• _TO BE DONE_:
Report, as a bare number, how many lines of the material below contain the word "United".

##### RECORDS PROVIDED #####

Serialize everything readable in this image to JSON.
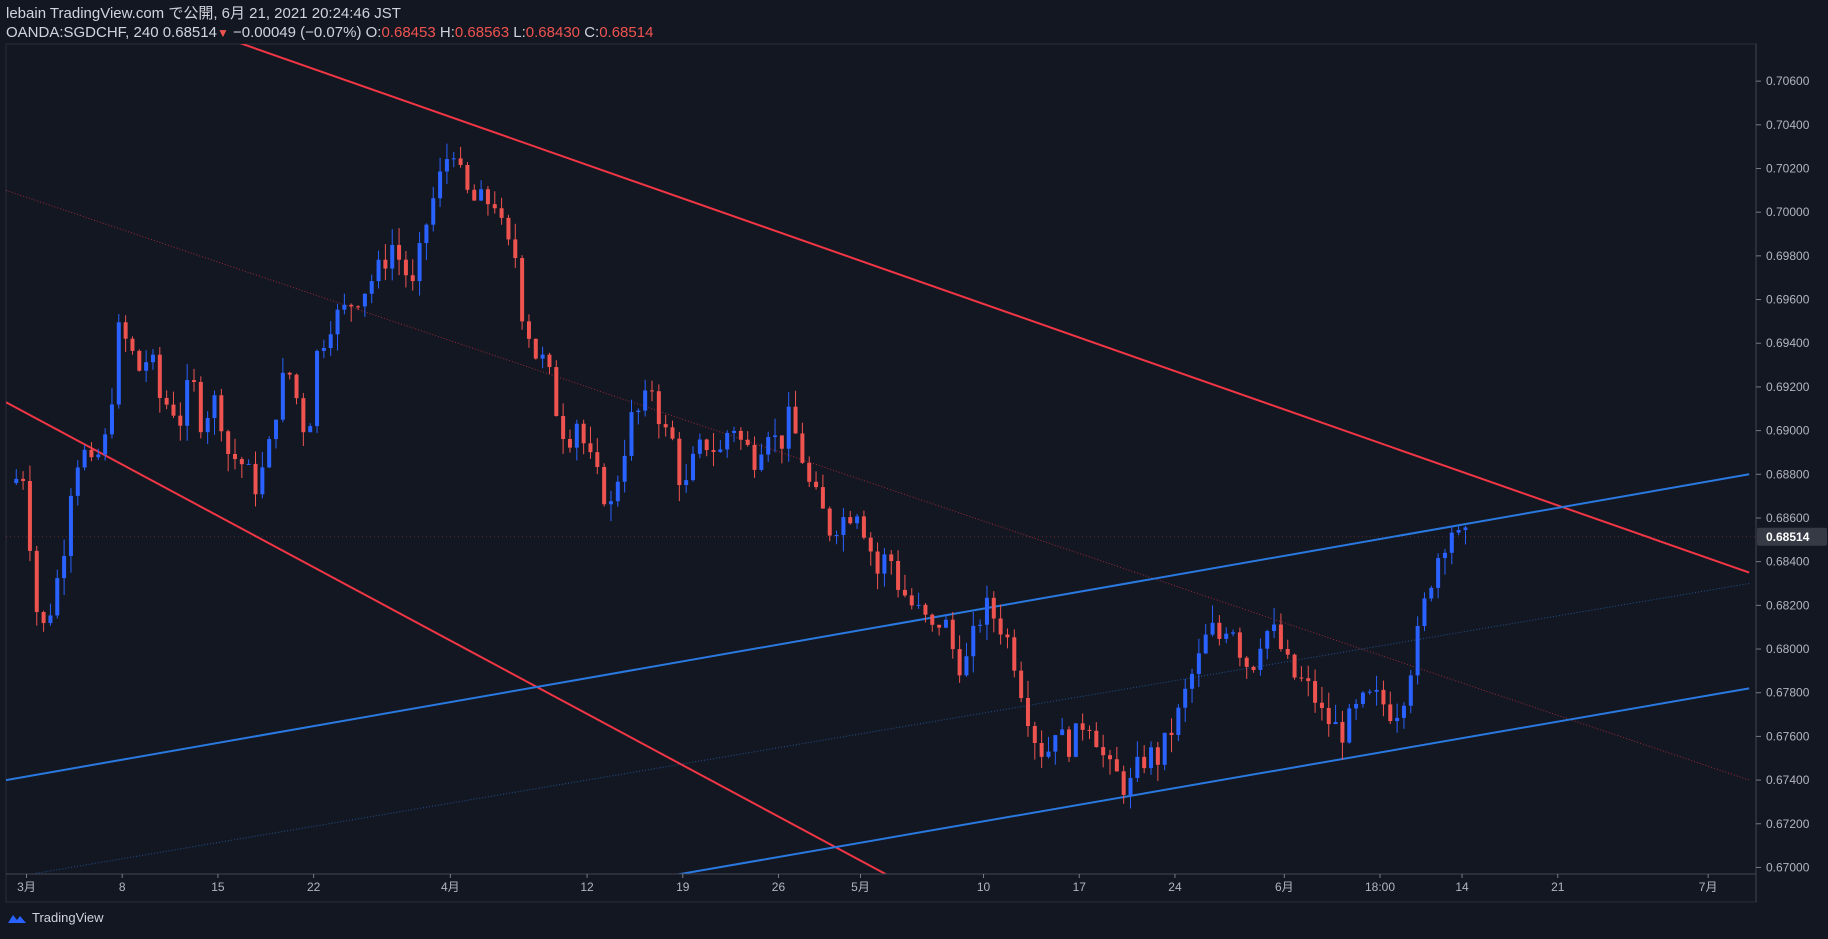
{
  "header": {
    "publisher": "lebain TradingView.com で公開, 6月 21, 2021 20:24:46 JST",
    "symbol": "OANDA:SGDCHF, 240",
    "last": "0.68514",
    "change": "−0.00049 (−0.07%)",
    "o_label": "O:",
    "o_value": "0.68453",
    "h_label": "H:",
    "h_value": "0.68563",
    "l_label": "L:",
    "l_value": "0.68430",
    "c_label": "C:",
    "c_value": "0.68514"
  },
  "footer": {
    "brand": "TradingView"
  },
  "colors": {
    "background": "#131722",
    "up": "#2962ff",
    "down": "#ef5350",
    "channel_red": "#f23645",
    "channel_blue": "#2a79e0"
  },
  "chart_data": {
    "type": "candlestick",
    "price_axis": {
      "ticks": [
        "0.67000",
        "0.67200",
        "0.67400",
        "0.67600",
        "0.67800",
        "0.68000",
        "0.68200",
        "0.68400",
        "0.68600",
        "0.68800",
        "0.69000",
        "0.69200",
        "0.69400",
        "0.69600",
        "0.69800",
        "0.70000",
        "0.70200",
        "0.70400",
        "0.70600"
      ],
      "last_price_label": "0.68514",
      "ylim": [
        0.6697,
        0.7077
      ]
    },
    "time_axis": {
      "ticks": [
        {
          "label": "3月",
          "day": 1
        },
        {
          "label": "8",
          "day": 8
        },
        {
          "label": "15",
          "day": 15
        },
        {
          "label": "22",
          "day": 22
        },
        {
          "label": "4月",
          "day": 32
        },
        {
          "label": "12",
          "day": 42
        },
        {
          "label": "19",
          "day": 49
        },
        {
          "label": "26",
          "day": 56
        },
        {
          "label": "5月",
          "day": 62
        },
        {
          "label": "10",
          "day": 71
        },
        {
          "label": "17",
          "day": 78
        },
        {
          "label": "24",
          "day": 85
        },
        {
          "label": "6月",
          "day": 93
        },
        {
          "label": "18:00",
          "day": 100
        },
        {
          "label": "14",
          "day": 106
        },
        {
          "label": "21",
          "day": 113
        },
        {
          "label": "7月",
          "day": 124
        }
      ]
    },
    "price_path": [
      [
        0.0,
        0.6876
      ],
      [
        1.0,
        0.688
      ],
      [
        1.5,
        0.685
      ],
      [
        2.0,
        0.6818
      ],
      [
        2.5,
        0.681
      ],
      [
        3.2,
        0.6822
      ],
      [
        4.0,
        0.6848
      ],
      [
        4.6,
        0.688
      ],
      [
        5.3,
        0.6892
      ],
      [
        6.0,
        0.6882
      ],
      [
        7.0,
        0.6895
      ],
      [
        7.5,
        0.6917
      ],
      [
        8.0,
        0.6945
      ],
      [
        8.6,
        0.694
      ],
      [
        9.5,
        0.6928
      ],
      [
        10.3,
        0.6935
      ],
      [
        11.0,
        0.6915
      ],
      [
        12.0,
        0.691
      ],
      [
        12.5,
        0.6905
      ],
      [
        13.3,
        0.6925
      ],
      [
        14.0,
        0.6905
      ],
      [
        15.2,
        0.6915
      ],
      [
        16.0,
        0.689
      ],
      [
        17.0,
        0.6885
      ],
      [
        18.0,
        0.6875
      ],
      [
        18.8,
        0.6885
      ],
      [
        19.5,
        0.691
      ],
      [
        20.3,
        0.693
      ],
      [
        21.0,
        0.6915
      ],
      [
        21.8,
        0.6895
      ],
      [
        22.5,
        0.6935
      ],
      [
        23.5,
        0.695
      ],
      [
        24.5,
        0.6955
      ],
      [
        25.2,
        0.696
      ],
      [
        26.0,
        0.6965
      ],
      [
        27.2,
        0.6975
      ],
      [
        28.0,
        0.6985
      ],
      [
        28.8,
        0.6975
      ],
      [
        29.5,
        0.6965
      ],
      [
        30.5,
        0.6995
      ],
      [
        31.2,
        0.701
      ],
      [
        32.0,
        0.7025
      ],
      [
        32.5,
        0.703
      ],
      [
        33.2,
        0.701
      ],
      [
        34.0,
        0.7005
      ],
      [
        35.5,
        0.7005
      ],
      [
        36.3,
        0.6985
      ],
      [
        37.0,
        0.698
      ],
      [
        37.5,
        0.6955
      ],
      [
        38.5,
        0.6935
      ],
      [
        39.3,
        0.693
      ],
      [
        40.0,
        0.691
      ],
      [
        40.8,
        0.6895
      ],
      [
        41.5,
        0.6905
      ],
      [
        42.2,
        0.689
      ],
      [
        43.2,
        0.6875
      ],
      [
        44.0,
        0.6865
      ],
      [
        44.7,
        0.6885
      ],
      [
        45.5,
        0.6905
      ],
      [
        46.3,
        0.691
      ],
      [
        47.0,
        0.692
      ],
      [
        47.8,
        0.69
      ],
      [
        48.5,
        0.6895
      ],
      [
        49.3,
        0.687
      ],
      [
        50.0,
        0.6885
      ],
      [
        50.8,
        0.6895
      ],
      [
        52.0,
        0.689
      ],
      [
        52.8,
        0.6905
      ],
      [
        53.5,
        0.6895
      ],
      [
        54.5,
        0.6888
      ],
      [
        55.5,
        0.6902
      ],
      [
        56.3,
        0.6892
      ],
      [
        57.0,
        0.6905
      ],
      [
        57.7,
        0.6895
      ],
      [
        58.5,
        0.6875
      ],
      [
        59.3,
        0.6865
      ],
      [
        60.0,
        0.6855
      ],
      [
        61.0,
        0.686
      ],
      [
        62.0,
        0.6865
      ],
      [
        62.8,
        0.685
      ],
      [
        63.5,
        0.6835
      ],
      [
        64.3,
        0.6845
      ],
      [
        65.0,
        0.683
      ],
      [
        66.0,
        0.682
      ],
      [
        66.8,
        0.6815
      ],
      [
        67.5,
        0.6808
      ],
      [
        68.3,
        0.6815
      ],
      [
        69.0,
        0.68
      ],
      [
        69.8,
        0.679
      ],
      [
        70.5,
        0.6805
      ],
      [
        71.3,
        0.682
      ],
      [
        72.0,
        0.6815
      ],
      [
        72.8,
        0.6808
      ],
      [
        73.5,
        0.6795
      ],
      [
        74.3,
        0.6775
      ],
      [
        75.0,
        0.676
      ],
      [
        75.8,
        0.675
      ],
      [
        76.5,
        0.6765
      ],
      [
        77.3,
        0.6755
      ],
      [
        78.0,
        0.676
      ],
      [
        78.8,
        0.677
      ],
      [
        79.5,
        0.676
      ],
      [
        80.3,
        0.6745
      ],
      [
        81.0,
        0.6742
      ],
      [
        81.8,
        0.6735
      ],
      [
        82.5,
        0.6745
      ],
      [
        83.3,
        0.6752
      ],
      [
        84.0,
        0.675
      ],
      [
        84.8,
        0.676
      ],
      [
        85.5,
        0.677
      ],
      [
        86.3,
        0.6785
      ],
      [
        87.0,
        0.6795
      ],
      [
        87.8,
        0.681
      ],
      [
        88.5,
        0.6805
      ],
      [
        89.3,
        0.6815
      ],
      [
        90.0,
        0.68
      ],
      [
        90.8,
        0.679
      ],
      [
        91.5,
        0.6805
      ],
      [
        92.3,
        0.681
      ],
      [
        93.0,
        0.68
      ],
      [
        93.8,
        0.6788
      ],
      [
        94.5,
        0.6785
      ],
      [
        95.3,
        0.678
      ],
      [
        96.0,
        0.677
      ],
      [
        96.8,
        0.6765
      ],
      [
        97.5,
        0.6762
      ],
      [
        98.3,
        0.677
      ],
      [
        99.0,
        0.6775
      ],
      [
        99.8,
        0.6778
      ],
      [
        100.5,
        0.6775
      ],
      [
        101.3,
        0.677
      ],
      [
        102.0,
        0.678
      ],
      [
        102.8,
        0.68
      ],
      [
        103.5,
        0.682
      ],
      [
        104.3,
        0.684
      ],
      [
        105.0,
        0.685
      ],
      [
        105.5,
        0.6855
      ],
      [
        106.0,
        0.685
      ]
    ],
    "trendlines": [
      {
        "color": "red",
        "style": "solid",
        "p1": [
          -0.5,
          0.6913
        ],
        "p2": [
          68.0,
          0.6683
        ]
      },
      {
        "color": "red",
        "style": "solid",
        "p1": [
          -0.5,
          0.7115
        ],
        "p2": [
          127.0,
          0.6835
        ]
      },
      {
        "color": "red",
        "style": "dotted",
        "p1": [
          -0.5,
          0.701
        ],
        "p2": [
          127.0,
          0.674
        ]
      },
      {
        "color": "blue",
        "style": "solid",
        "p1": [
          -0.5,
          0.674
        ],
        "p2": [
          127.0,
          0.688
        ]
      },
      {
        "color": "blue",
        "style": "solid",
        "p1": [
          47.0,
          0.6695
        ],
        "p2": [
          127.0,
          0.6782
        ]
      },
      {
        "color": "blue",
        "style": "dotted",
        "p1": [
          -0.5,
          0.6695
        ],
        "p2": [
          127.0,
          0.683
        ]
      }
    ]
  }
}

#####
##### RECORDS PROVIDED #####

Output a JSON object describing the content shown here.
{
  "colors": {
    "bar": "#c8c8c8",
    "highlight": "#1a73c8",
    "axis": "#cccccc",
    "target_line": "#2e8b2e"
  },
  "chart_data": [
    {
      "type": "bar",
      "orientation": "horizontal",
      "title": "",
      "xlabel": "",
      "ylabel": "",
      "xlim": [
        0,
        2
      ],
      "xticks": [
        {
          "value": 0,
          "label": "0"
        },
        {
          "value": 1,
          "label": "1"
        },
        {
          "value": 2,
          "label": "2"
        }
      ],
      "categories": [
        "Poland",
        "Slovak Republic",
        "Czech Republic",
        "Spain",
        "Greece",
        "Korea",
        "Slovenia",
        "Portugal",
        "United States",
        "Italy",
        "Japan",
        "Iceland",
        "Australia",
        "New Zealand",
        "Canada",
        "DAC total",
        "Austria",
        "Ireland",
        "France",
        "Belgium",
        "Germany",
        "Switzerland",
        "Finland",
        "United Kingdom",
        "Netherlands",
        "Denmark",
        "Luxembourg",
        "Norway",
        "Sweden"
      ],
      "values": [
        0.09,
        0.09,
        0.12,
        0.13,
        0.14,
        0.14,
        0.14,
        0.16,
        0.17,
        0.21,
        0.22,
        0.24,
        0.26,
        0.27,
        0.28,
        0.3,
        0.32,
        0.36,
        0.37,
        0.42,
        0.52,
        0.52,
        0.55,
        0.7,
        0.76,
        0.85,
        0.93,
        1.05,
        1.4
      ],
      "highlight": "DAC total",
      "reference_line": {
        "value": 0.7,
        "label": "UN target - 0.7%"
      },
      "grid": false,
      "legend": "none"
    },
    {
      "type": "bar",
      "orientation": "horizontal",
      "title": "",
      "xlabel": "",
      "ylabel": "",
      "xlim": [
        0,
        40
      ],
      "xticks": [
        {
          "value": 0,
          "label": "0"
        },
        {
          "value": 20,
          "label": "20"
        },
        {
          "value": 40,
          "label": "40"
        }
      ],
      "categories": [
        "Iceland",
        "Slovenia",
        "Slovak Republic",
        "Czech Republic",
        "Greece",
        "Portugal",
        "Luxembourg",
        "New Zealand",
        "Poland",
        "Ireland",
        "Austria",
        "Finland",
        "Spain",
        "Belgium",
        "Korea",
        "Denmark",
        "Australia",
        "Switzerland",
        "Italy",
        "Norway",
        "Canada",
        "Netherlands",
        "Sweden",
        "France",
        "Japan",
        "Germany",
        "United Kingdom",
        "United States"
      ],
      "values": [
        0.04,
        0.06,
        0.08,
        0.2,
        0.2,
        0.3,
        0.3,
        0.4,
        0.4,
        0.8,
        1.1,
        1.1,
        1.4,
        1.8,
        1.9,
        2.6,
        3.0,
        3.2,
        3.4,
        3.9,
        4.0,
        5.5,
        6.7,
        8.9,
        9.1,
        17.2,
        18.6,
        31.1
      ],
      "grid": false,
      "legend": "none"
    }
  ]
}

#####

• _CORRECT RESULT_:
4